━━ Excerpted records ━━
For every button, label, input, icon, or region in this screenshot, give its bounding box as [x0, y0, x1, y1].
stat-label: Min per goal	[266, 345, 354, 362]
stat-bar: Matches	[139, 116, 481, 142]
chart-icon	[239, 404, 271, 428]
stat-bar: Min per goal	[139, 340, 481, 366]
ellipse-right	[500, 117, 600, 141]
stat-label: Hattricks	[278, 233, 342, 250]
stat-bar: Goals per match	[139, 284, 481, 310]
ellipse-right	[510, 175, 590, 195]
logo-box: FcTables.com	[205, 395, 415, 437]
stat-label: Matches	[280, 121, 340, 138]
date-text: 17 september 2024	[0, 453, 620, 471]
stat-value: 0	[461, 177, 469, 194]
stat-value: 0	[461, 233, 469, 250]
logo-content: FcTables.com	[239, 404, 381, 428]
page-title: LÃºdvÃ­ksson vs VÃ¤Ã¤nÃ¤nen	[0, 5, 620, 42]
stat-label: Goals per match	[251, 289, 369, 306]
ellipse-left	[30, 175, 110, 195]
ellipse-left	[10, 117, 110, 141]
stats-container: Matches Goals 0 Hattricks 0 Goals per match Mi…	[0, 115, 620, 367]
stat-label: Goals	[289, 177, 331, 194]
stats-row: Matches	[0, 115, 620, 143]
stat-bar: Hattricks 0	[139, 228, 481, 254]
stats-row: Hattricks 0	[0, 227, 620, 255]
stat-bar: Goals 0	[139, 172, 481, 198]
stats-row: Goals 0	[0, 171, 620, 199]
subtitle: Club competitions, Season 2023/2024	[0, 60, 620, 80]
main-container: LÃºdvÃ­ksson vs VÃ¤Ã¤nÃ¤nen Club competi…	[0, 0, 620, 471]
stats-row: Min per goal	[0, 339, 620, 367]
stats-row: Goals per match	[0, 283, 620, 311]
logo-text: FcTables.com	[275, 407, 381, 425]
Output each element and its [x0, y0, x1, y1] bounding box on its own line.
━━━
━━ Excerpted records ━━
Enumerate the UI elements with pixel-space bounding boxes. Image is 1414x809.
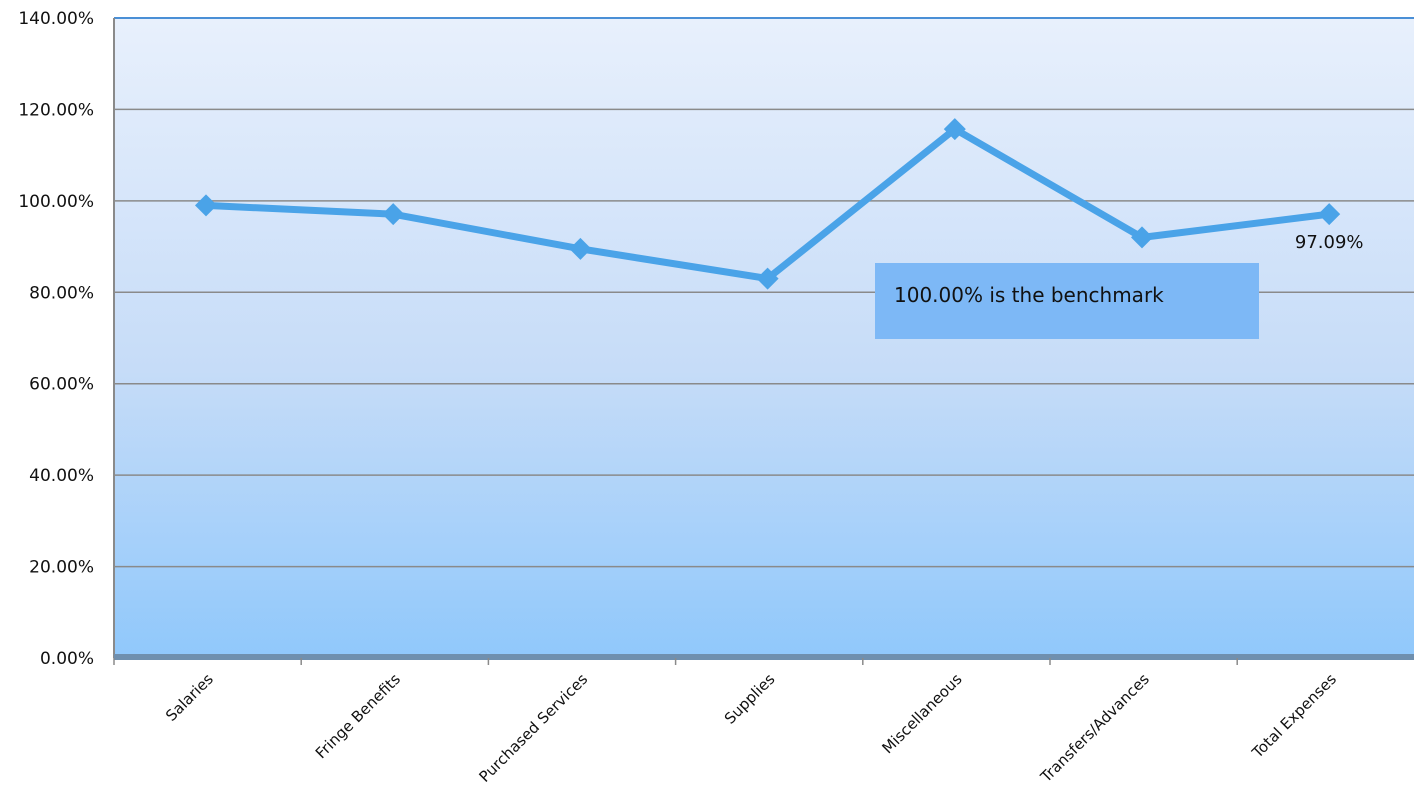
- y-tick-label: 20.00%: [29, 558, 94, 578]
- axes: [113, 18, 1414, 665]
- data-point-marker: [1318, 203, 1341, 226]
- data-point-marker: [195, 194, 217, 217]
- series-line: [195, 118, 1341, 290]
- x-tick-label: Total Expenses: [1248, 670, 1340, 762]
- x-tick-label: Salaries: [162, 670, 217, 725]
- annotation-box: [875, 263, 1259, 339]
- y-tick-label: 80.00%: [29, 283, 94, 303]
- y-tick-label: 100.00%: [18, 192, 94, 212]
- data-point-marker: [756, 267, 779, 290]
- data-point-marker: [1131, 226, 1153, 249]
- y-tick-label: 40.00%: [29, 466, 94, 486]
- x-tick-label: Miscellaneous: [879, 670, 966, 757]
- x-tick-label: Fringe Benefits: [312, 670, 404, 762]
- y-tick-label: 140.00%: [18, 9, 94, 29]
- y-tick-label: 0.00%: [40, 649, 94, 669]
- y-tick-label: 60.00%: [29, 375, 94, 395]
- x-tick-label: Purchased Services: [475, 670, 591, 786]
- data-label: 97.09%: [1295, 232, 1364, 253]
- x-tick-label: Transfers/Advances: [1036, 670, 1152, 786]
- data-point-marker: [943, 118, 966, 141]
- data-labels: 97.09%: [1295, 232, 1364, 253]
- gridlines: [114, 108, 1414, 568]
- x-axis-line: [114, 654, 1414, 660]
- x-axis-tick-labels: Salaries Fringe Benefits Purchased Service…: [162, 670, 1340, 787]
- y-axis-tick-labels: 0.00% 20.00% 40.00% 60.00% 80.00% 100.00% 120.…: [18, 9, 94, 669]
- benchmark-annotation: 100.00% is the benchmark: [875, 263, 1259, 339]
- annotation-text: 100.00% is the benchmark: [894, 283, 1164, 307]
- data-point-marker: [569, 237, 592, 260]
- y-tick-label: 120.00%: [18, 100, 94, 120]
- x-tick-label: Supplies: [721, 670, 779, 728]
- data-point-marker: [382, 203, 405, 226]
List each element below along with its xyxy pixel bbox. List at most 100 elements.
━━━
Starting at the line that contains "- y-tick-label: 20.00%: [29, 558, 94, 578]" and stopping after the line that contains "- gridlines: [114, 108, 1414, 568]", write out those lines of the data as a numbered list, skipping any blank lines.

Problem solution:
1. - y-tick-label: 20.00%: [29, 558, 94, 578]
2. - axes: [113, 18, 1414, 665]
3. - data-point-marker: [1318, 203, 1341, 226]
4. - data-point-marker: [195, 194, 217, 217]
5. - series-line: [195, 118, 1341, 290]
6. - x-tick-label: Total Expenses: [1248, 670, 1340, 762]
7. - x-tick-label: Salaries: [162, 670, 217, 725]
8. - annotation-box: [875, 263, 1259, 339]
9. - y-tick-label: 80.00%: [29, 283, 94, 303]
10. - y-tick-label: 100.00%: [18, 192, 94, 212]
11. - data-point-marker: [756, 267, 779, 290]
12. - data-point-marker: [1131, 226, 1153, 249]
13. - y-tick-label: 40.00%: [29, 466, 94, 486]
14. - x-tick-label: Miscellaneous: [879, 670, 966, 757]
15. - x-tick-label: Fringe Benefits: [312, 670, 404, 762]
16. - y-tick-label: 140.00%: [18, 9, 94, 29]
17. - y-tick-label: 0.00%: [40, 649, 94, 669]
18. - y-tick-label: 60.00%: [29, 375, 94, 395]
19. - x-tick-label: Purchased Services: [475, 670, 591, 786]
20. - data-label: 97.09%: [1295, 232, 1364, 253]
21. - x-tick-label: Transfers/Advances: [1036, 670, 1152, 786]
22. - data-point-marker: [943, 118, 966, 141]
23. - data-labels: 97.09%: [1295, 232, 1364, 253]
24. - gridlines: [114, 108, 1414, 568]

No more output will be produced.